### Work to complete
a - Answer these questions about the mailing-list message on ON CONFLICT DO UPDATE for partitioned tables:
(i) What date and time does the message header give?
(ii) Which function does Alvaro Herrera say he remains unhappy about?
(iii) What partition tree did Amit Langote test the proposed function with?
b - Continue the mailing-list message on ON CONFLICT DO UPDATE for partitioned tables, picking up after its final line.

Re: ON CONFLICT DO UPDATE for partitioned tables

From: Etsuro Fujita <fujita(dot)etsuro(at)lab(dot)ntt(dot)co(dot)jp>
To: Amit Langote <Langote_Amit_f8(at)lab(dot)ntt(dot)co(dot)jp>
Cc: Alvaro Herrera <alvherre(at)alvh(dot)no-ip(dot)org>, Andres Freund <andres(at)anarazel(dot)de>, Pavan Deolasee <pavan(dot)deolasee(at)gmail(dot)com>, Pg Hackers <pgsql-hackers(at)postgresql(dot)org>, Peter Geoghegan <pg(at)bowt(dot)ie>
Subject: Re: ON CONFLICT DO UPDATE for partitioned tables
Date: 2018-03-20 11:53:23
Message-ID: 5AB0F633.2030007@lab.ntt.co.jp
Views: Raw Message | Whole Thread | Download mbox | Resend email
Thread:
Lists: pgsql-hackers

(2018/03/20 13:30), Amit Langote wrote:
> On 2018/03/19 21:59, Etsuro Fujita wrote:
>> (2018/03/18 13:17), Alvaro Herrera wrote:
>>> Alvaro Herrera wrote:
>>> The only thing that I remain unhappy about this patch is the whole
>>> adjust_and_expand_partition_tlist() thing. I fear we may be doing
>>> redundant and/or misplaced work. I'll look into it next week.
>>
>> I'm still reviewing the patches, but I really agree on that point. As
>> Pavan mentioned upthread, the onConflictSet tlist for the root parent,
>> from which we create a translated onConflictSet tlist for a partition,
>> would have already been processed by expand_targetlist() to contain all
>> missing columns as well, so I think we could create the tlist for the
>> partition by simply re-ordering the expression-converted tlist (ie,
>> conv_setproj) based on the conversion map for the partition. The Attached
>> defines a function for that, which could be called, instead of calling
>> adjust_and_expand_partition_tlist(). This would allow us to get rid of
>> planner changes from the patches. Maybe I'm missing something, though.
>
> Thanks for the patch. I can confirm your proposed
> adjust_onconflictset_tlist() is enough to replace adjust_inherited_tlist()
> + expand_targetlist() combination (aka
> adjust_and_expand_partition_tlist()), thus rendering the planner changes
> in this patch unnecessary. I tested it with a partition tree involving
> partitions of varying attribute numbers (dropped columns included) and it
> seems to work as expected (as also exercised in regression tests) as shown
> below.

Thanks for testing!

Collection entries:
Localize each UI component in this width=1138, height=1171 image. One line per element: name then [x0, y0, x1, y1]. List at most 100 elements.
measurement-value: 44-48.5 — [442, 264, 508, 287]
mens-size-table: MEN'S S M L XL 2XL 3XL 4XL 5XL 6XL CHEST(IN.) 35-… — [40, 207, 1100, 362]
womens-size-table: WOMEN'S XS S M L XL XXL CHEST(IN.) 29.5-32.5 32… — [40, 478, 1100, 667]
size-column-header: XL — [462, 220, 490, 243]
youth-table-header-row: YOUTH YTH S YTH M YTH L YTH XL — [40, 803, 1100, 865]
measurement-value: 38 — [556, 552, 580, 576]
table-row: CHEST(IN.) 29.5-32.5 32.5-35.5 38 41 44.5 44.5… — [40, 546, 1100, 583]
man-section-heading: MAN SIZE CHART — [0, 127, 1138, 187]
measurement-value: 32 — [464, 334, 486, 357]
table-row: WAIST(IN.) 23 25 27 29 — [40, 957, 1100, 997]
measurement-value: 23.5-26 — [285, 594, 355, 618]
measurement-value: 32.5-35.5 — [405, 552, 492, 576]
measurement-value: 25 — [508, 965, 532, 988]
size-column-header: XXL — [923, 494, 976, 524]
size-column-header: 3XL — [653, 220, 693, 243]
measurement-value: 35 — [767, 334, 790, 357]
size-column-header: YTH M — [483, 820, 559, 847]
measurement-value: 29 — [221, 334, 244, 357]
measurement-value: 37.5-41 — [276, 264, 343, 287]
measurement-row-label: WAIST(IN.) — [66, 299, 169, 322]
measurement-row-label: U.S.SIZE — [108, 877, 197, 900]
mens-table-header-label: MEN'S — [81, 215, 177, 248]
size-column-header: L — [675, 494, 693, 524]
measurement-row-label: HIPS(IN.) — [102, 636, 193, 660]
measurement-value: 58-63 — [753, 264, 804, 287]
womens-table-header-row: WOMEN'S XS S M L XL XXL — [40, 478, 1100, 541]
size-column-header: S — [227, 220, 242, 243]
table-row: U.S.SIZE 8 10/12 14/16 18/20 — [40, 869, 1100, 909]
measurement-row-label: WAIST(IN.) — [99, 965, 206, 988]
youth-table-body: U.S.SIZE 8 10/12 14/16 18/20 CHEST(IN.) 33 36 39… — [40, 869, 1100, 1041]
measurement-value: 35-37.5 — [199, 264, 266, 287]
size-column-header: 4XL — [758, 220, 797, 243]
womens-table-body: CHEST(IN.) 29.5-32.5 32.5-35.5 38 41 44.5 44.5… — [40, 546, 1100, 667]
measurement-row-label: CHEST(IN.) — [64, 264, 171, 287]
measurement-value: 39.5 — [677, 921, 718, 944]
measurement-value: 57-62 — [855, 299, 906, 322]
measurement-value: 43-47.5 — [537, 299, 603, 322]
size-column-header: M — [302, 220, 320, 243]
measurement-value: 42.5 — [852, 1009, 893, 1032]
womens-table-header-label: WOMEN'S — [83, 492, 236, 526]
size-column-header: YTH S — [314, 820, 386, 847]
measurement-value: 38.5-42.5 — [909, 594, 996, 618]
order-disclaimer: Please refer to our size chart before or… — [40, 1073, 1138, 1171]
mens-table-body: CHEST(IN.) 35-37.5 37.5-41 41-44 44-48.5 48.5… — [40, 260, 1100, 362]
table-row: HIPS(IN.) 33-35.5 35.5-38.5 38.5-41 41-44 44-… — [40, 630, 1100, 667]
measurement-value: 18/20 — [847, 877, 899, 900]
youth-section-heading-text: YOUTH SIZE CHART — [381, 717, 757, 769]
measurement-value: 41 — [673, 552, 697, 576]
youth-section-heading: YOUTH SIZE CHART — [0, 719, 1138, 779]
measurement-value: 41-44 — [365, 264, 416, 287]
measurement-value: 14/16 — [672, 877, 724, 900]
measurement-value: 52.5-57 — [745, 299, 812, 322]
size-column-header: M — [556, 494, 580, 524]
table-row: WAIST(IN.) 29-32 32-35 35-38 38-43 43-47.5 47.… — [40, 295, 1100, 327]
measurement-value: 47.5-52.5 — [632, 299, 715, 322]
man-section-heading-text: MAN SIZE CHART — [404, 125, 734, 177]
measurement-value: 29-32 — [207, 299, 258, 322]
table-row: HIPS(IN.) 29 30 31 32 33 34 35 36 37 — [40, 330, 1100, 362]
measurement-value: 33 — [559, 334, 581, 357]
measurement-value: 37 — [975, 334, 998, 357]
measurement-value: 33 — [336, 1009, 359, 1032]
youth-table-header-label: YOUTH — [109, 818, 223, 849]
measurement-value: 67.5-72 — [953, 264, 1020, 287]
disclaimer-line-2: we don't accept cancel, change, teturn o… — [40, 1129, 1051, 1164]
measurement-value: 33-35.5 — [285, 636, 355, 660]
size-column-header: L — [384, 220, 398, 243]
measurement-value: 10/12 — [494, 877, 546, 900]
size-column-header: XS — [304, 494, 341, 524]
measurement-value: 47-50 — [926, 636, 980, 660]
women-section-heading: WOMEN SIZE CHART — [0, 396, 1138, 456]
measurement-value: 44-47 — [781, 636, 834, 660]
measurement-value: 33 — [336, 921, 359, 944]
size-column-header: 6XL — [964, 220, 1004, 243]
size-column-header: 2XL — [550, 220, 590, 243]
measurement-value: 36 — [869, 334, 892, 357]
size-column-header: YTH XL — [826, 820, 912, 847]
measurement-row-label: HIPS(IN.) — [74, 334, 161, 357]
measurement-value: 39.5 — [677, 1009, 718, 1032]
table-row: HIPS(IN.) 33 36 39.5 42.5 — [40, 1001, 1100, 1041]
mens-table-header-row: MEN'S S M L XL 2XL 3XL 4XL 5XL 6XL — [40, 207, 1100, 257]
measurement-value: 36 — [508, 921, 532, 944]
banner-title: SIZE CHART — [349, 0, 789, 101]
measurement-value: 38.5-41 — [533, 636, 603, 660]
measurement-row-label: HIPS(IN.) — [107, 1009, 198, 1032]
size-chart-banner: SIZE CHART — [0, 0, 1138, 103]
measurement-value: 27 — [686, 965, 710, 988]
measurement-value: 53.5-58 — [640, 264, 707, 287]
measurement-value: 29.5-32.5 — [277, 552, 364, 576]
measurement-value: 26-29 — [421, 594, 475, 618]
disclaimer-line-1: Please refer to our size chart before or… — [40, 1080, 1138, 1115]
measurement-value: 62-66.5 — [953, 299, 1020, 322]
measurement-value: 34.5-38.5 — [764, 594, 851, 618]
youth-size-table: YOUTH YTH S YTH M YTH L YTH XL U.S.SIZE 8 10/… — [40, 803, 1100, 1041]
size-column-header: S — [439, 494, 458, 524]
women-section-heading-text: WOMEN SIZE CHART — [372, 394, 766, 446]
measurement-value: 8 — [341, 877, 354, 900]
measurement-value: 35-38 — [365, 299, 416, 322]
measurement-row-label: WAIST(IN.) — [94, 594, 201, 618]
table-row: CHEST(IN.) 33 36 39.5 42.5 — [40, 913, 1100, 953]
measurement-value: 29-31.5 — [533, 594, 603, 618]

* * *

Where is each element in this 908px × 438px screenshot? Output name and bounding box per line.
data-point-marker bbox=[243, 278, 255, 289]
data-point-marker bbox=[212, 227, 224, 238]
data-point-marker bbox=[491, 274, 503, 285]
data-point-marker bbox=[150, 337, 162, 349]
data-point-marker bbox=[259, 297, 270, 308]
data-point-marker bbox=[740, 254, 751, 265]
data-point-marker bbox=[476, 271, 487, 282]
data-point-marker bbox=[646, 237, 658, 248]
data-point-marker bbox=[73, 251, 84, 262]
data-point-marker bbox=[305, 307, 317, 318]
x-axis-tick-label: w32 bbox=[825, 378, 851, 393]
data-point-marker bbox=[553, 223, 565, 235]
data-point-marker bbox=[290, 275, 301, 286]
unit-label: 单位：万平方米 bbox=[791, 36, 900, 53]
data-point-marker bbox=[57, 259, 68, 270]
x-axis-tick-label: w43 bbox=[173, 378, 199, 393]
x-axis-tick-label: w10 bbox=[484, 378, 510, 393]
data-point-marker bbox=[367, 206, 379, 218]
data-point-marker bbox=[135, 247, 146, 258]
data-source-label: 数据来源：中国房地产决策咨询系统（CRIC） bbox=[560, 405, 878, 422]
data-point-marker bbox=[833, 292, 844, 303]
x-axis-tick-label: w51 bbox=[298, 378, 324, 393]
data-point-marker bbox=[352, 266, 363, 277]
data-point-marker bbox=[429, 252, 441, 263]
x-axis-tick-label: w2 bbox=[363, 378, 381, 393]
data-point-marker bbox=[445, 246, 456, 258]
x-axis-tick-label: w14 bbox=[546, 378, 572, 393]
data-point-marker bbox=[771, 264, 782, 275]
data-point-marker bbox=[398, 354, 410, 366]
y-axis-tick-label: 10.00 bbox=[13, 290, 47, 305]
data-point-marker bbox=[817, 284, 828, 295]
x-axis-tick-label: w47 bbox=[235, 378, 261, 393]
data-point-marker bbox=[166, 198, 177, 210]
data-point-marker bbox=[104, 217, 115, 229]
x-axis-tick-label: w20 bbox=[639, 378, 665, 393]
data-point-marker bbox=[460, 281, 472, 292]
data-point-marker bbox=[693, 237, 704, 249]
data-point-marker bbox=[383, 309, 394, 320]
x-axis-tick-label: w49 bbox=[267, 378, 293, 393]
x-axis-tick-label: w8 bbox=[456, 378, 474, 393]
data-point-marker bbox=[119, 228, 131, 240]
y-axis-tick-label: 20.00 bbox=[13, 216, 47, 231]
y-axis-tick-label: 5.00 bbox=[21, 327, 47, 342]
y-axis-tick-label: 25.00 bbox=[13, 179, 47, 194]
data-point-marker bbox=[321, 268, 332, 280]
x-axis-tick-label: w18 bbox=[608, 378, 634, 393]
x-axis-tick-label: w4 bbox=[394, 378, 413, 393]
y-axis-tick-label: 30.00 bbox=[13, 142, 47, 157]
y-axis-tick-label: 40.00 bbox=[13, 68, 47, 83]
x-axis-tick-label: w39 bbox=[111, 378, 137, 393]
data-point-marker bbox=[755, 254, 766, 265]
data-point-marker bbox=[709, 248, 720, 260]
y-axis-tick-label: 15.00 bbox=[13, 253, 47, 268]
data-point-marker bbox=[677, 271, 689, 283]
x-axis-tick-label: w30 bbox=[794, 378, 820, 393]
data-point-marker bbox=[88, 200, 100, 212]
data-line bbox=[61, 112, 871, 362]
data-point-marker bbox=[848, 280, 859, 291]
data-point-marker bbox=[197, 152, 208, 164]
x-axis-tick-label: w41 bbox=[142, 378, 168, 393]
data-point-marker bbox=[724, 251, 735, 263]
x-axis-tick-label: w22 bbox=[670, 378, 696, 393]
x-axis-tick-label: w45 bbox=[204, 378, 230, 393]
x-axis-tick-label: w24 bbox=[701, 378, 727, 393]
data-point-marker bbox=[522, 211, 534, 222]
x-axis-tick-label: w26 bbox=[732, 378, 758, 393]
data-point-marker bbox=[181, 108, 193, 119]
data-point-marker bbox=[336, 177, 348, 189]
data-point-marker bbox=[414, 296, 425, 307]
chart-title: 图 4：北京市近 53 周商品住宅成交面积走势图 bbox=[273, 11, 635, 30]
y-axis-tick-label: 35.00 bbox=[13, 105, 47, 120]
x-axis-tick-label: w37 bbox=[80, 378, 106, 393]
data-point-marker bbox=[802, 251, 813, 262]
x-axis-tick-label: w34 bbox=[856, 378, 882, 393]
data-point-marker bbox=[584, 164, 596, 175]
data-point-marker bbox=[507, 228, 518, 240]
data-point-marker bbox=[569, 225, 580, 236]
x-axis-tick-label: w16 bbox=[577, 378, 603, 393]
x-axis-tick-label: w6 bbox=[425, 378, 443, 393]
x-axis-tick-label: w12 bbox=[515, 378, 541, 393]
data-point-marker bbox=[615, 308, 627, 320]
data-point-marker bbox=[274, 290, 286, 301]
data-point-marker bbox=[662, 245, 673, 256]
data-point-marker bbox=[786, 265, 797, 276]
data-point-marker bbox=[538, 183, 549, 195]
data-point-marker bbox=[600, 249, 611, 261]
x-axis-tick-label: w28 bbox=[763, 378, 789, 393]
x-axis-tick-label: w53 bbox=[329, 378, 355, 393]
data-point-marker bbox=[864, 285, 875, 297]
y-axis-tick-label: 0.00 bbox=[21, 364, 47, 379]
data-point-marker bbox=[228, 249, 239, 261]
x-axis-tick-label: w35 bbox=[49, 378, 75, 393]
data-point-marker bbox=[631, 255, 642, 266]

### Answers to the problems
a -
(i) 2018-03-20 11:53:23
(ii) adjust_and_expand_partition_tlist()
(iii) A partition tree involving partitions of varying attribute numbers, dropped columns included

b -
> I have incorporated your patch in the main patch after updating the
> comments a bit. Also, now that 6666ee49f49 is in [1], the transition
> table related tests I proposed yesterday pass nicely. Instead of posting
> as a separate patch, I have merged it with the main patch. So now that
> planner refactoring is unnecessary, attached is just one patch.

Here are comments on executor changes in (the latest version of) the patch:

@@ -421,8 +424,18 @@ ExecInsert(ModifyTableState *mtstate,
ItemPointerData conflictTid;
bool specConflict;
List *arbiterIndexes;
+ PartitionTupleRouting *proute =
+ mtstate->mt_partition_tuple_routing;

- arbiterIndexes = node->arbiterIndexes;
+ /* Use the appropriate list of arbiter indexes. */
+ if (mtstate->mt_partition_tuple_routing != NULL)
+ {
+ Assert(partition_index >= 0 && proute != NULL);
+ arbiterIndexes =
+ proute->partition_arbiter_indexes[partition_index];
+ }
+ else
+ arbiterIndexes = node->arbiterIndexes;

To handle both cases the same way, I wonder if it would be better to
have the arbiterindexes list in ResultRelInfo as well, as mentioned by
Alvaro upthread, or to re-add mt_arbiterindexes as before and set it to
proute->partition_arbiter_indexes[partition_index] before we get here,
maybe in ExecPrepareTupleRouting, in the case of tuple routing.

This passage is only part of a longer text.